• [WHAT THE EXERCISE ASKS] Please transcribe the listing below in full and word for word, without its pictures.

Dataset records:
★ ★ ★

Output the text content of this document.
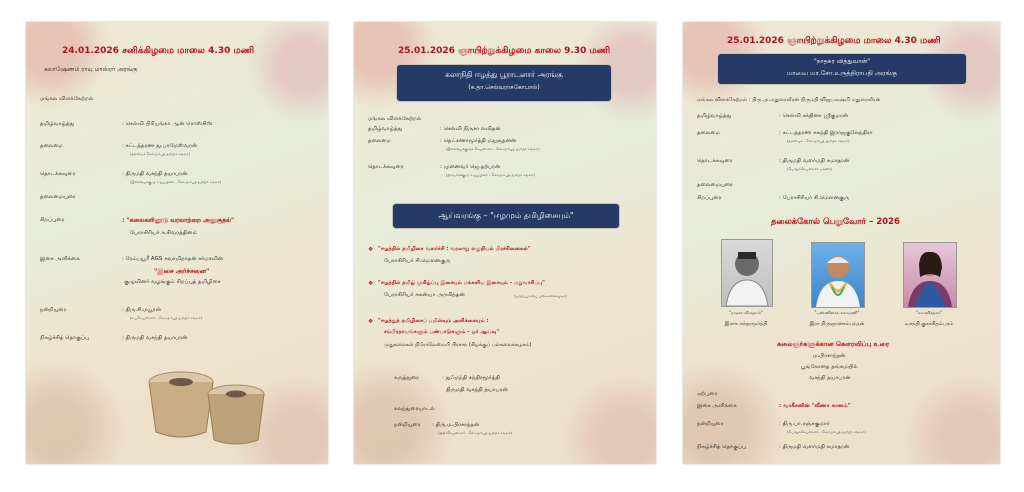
24.01.2026 சனிக்கிழமை மாலை 4.30 மணி
கலாஷேணம் ராயு மாஸ்ரர் அரங்கு
மங்கல விளக்கேற்றல்
தமிழ்வாழ்த்து	: செல்வி பிரியங்கா ஆன் ரொஸ்சிஸ்
தலைமை	: சட்டத்தரண து.பரமேஸ்வரன்
(தலைவர் கொழும்புத் தமிழ்ச் சங்கம்)
தொடக்கவுரை	: திருமதி வசந்தி தயாபரன்
(இலக்கியக்குழு உறுப்பினர் - கொழும்புத் தமிழ்ச் சங்கம்)
தலைமையுரை
சிறப்புரை	: "கலைகளினூடு வரலாற்றை அனுகுதல்"
பேராசிரியர் சு.சிவரத்தினம்
இசை அளிக்கை	: ரேம்பயூரீ AGS சுவாமிநாதன் சர்மாவின்
"இசை அர்ச்சனை"
குழுவினர் வழங்கும் சிறப்புத் தமிழிசை
நன்றியுரை	: திரு.சி.மயூரன்
(உபசெயலாளர் - கொழும்புத் தமிழ்ச் சங்கம்)
நிகழ்ச்சித் தொகுப்பு	: திருமதி வசந்தி தயாபரன்
25.01.2026 ஞாயிற்றுக்கிழமை காலை 9.30 மணி
கலாநிதி ஈழத்து பூராடனார் அரங்கு
(க.தா.செல்வராசகோபால்)
மங்கல விளக்கேற்றல்
தமிழ்வாழ்த்து	: செல்வி நிருசா லவிதன்
தலைமை	: தெட்சணாமூர்த்தி மதுசூதனன்
(இலக்கியக்குழுச் செயலாளர் - கொழும்புத் தமிழ்ச் சங்கம்)
தொடக்கவுரை	: முனைவர் ஜெ.தற்பரன்
(நிர்வாகக்குழு உறுப்பினர் - கொழும்புத் தமிழ்ச் சங்கம்)
ஆய்வரங்கு – "ஈழமும் தமிழிசையும்"
❖ "ஈழத்தில் தமிழிசை வளர்ச்சி : வரலாறு எழுதியல் பிரச்சினைகள்"
பேராசிரியர் சி.மௌனகுரு
❖ "ஈழத்தில் தமிழ் முகிழ்ப்பு இசையும் மக்களிய இசையும் – மறுவாசிப்பு"
பேராசிரியர் சுகன்யா அரவிந்தன்	(யாழ்ப்பாணப் பல்கலைக்கழகம்)
❖ "ஈழத்துத் தமிழிசைப் பயில்வும் அளிக்கையும் :
சம்பிரதாயங்களும் பண்பாடுகளும் – ஓர் ஆய்வு"
முதுகலைகள் நிரோலெஸ்வரி பிரசாந் (கிழக்குப் பல்கலைக்கழகம்)
கருத்துரை	: நுஃமந்தி சந்திரமூர்த்தி
திருமதி வசந்தி தயாபரன்
கலந்துரையாடல்
நன்றியுரை : திரு.ம.பிரசாந்தன்
(நிதிச்செயலாளர் - கொழும்புத் தமிழ்ச் சங்கம்)
25.01.2026 ஞாயிற்றுக்கிழமை மாலை 4.30 மணி
"நாதசுர வித்துவான்"
மாவை மா.சோ.உருத்திராபதி அரங்கு
மங்கல விளக்கேற்றல் : திரு.அ.மதுரைவீரன் திருமதி விஜயலஷ்மி மதுரைவீரன்
தமிழ்வாழ்த்து	: செல்வி சக்தினா ஸ்ரீகுமரன்
தலைமை	: சட்டத்தரண சுகந்தி இராஜகுலேந்திரா
(தலைவர் - கொழும்புத் தமிழ்ச் சங்கம்)
தொடக்கவுரை	: திருமதி வளர்மதி சுமாதரன்
(பொதுச்செயலாளர் மகளிர்)
தலைமையுரை
சிறப்புரை	: பேராசிரியர் சி.மௌனகுரு
தலைக்கோல் பெறுவோர் – 2026
"நாதசுர விருதகம்"	"பண்ணிசைக் கலாமணி"	"கலாவித்தகர்"
இராசு சுந்தரமூர்த்தி	இரா திருஞானசம்பந்தன்	வசந்தி குகச்சிதம்பரம்
கலைஞர்களுக்கான கௌரவிப்பு உரை
ம.பிரசாந்தன்
பூங்கோதை தங்கமயில்
வசந்தி தயாபரன்
ஏற்புரை
இசை அளிக்கை	: வாகீசனின் "வீணா கானம்"
நன்றியுரை	: திரு.பா.ரஞ்சகுமார்
(பொதுச்செயலாளர் - கொழும்புத் தமிழ்ச் சங்கம்)
நிகழ்ச்சித் தொகுப்பு	: திருமதி வளர்மதி சுமாதரன்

★ ★ ★

• [EXERCISE OUTPUT]
Output the text content of this document.
24.01.2026 சனிக்கிழமை மாலை 4.30 மணி
கலாஷேணம் ராயு மாஸ்ரர் அரங்கு
மங்கல விளக்கேற்றல்
தமிழ்வாழ்த்து	: செல்வி பிரியங்கா ஆன் ரொஸ்சிஸ்
தலைமை	: சட்டத்தரண து.பரமேஸ்வரன்
(தலைவர் கொழும்புத் தமிழ்ச் சங்கம்)
தொடக்கவுரை	: திருமதி வசந்தி தயாபரன்
(இலக்கியக்குழு உறுப்பினர் - கொழும்புத் தமிழ்ச் சங்கம்)
தலைமையுரை
சிறப்புரை	: "கலைகளினூடு வரலாற்றை அனுகுதல்"
பேராசிரியர் சு.சிவரத்தினம்
இசை அளிக்கை	: ரேம்பயூரீ AGS சுவாமிநாதன் சர்மாவின்
"இசை அர்ச்சனை"
குழுவினர் வழங்கும் சிறப்புத் தமிழிசை
நன்றியுரை	: திரு.சி.மயூரன்
(உபசெயலாளர் - கொழும்புத் தமிழ்ச் சங்கம்)
நிகழ்ச்சித் தொகுப்பு	: திருமதி வசந்தி தயாபரன்
25.01.2026 ஞாயிற்றுக்கிழமை காலை 9.30 மணி
கலாநிதி ஈழத்து பூராடனார் அரங்கு
(க.தா.செல்வராசகோபால்)
மங்கல விளக்கேற்றல்
தமிழ்வாழ்த்து	: செல்வி நிருசா லவிதன்
தலைமை	: தெட்சணாமூர்த்தி மதுசூதனன்
(இலக்கியக்குழுச் செயலாளர் - கொழும்புத் தமிழ்ச் சங்கம்)
தொடக்கவுரை	: முனைவர் ஜெ.தற்பரன்
(நிர்வாகக்குழு உறுப்பினர் - கொழும்புத் தமிழ்ச் சங்கம்)
ஆய்வரங்கு – "ஈழமும் தமிழிசையும்"
❖ "ஈழத்தில் தமிழிசை வளர்ச்சி : வரலாறு எழுதியல் பிரச்சினைகள்"
பேராசிரியர் சி.மௌனகுரு
❖ "ஈழத்தில் தமிழ் முகிழ்ப்பு இசையும் மக்களிய இசையும் – மறுவாசிப்பு"
பேராசிரியர் சுகன்யா அரவிந்தன்	(யாழ்ப்பாணப் பல்கலைக்கழகம்)
❖ "ஈழத்துத் தமிழிசைப் பயில்வும் அளிக்கையும் :
சம்பிரதாயங்களும் பண்பாடுகளும் – ஓர் ஆய்வு"
முதுகலைகள் நிரோலெஸ்வரி பிரசாந் (கிழக்குப் பல்கலைக்கழகம்)
கருத்துரை	: நுஃமந்தி சந்திரமூர்த்தி
திருமதி வசந்தி தயாபரன்
கலந்துரையாடல்
நன்றியுரை : திரு.ம.பிரசாந்தன்
(நிதிச்செயலாளர் - கொழும்புத் தமிழ்ச் சங்கம்)
25.01.2026 ஞாயிற்றுக்கிழமை மாலை 4.30 மணி
"நாதசுர வித்துவான்"
மாவை மா.சோ.உருத்திராபதி அரங்கு
மங்கல விளக்கேற்றல் : திரு.அ.மதுரைவீரன் திருமதி விஜயலஷ்மி மதுரைவீரன்
தமிழ்வாழ்த்து	: செல்வி சக்தினா ஸ்ரீகுமரன்
தலைமை	: சட்டத்தரண சுகந்தி இராஜகுலேந்திரா
(தலைவர் - கொழும்புத் தமிழ்ச் சங்கம்)
தொடக்கவுரை	: திருமதி வளர்மதி சுமாதரன்
(பொதுச்செயலாளர் மகளிர்)
தலைமையுரை
சிறப்புரை	: பேராசிரியர் சி.மௌனகுரு
தலைக்கோல் பெறுவோர் – 2026
"நாதசுர விருதகம்"	"பண்ணிசைக் கலாமணி"	"கலாவித்தகர்"
இராசு சுந்தரமூர்த்தி	இரா திருஞானசம்பந்தன்	வசந்தி குகச்சிதம்பரம்
கலைஞர்களுக்கான கௌரவிப்பு உரை
ம.பிரசாந்தன்
பூங்கோதை தங்கமயில்
வசந்தி தயாபரன்
ஏற்புரை
இசை அளிக்கை	: வாகீசனின் "வீணா கானம்"
நன்றியுரை	: திரு.பா.ரஞ்சகுமார்
(பொதுச்செயலாளர் - கொழும்புத் தமிழ்ச் சங்கம்)
நிகழ்ச்சித் தொகுப்பு	: திருமதி வளர்மதி சுமாதரன்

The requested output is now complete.